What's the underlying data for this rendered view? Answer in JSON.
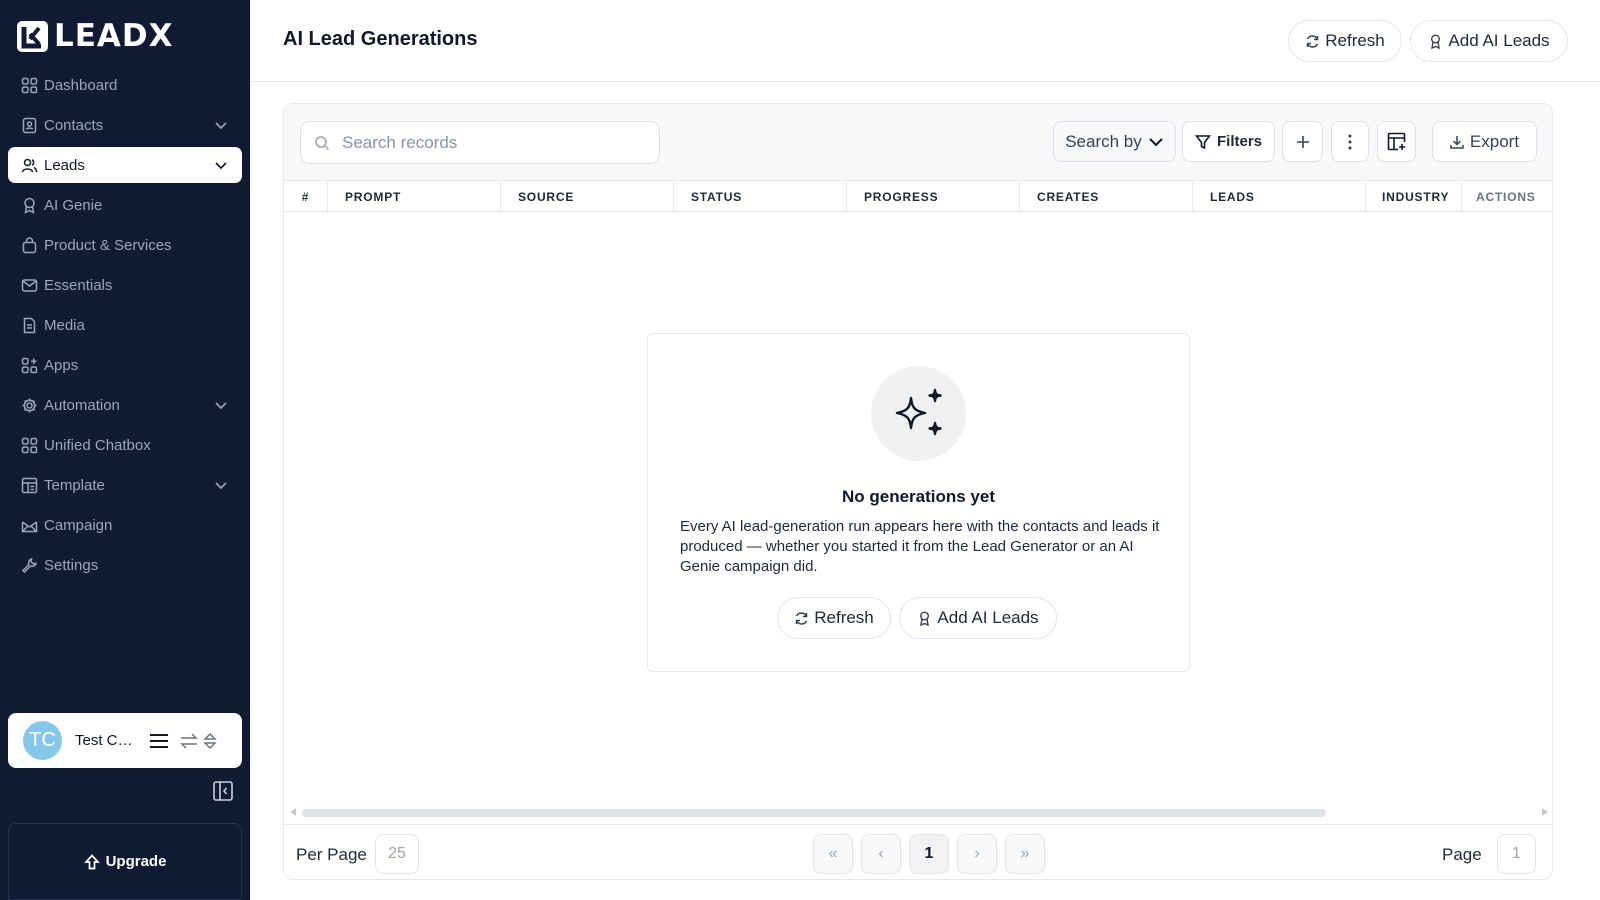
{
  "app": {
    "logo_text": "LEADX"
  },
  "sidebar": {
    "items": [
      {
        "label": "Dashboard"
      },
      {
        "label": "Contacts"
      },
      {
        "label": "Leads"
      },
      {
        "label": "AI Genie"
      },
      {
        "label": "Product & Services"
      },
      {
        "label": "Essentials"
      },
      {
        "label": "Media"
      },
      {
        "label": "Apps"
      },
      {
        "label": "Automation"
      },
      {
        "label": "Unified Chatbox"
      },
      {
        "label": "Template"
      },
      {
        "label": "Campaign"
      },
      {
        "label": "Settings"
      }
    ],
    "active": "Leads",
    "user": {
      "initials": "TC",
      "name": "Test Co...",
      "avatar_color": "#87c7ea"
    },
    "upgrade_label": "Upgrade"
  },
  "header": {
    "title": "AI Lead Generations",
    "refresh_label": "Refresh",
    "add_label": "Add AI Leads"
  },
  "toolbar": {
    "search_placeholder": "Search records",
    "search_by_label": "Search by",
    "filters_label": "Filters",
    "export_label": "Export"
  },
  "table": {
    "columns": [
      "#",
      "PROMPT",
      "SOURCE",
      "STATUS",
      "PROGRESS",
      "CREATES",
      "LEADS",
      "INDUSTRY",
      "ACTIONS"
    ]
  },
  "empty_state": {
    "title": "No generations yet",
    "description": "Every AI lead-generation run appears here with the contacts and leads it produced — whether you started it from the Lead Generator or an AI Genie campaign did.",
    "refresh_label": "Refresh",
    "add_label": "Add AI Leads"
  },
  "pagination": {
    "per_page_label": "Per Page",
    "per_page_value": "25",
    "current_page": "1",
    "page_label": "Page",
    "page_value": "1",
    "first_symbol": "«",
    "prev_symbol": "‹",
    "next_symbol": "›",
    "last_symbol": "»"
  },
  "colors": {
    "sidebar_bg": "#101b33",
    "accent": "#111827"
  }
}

- Work to complete:
The records above must be echoed exactly, minus their pictures.

- Task answer:
What's the underlying data for this rendered view? Answer in JSON.
{
  "app": {
    "logo_text": "LEADX"
  },
  "sidebar": {
    "items": [
      {
        "label": "Dashboard"
      },
      {
        "label": "Contacts"
      },
      {
        "label": "Leads"
      },
      {
        "label": "AI Genie"
      },
      {
        "label": "Product & Services"
      },
      {
        "label": "Essentials"
      },
      {
        "label": "Media"
      },
      {
        "label": "Apps"
      },
      {
        "label": "Automation"
      },
      {
        "label": "Unified Chatbox"
      },
      {
        "label": "Template"
      },
      {
        "label": "Campaign"
      },
      {
        "label": "Settings"
      }
    ],
    "active": "Leads",
    "user": {
      "initials": "TC",
      "name": "Test Co...",
      "avatar_color": "#87c7ea"
    },
    "upgrade_label": "Upgrade"
  },
  "header": {
    "title": "AI Lead Generations",
    "refresh_label": "Refresh",
    "add_label": "Add AI Leads"
  },
  "toolbar": {
    "search_placeholder": "Search records",
    "search_by_label": "Search by",
    "filters_label": "Filters",
    "export_label": "Export"
  },
  "table": {
    "columns": [
      "#",
      "PROMPT",
      "SOURCE",
      "STATUS",
      "PROGRESS",
      "CREATES",
      "LEADS",
      "INDUSTRY",
      "ACTIONS"
    ]
  },
  "empty_state": {
    "title": "No generations yet",
    "description": "Every AI lead-generation run appears here with the contacts and leads it produced — whether you started it from the Lead Generator or an AI Genie campaign did.",
    "refresh_label": "Refresh",
    "add_label": "Add AI Leads"
  },
  "pagination": {
    "per_page_label": "Per Page",
    "per_page_value": "25",
    "current_page": "1",
    "page_label": "Page",
    "page_value": "1",
    "first_symbol": "«",
    "prev_symbol": "‹",
    "next_symbol": "›",
    "last_symbol": "»"
  },
  "colors": {
    "sidebar_bg": "#101b33",
    "accent": "#111827"
  }
}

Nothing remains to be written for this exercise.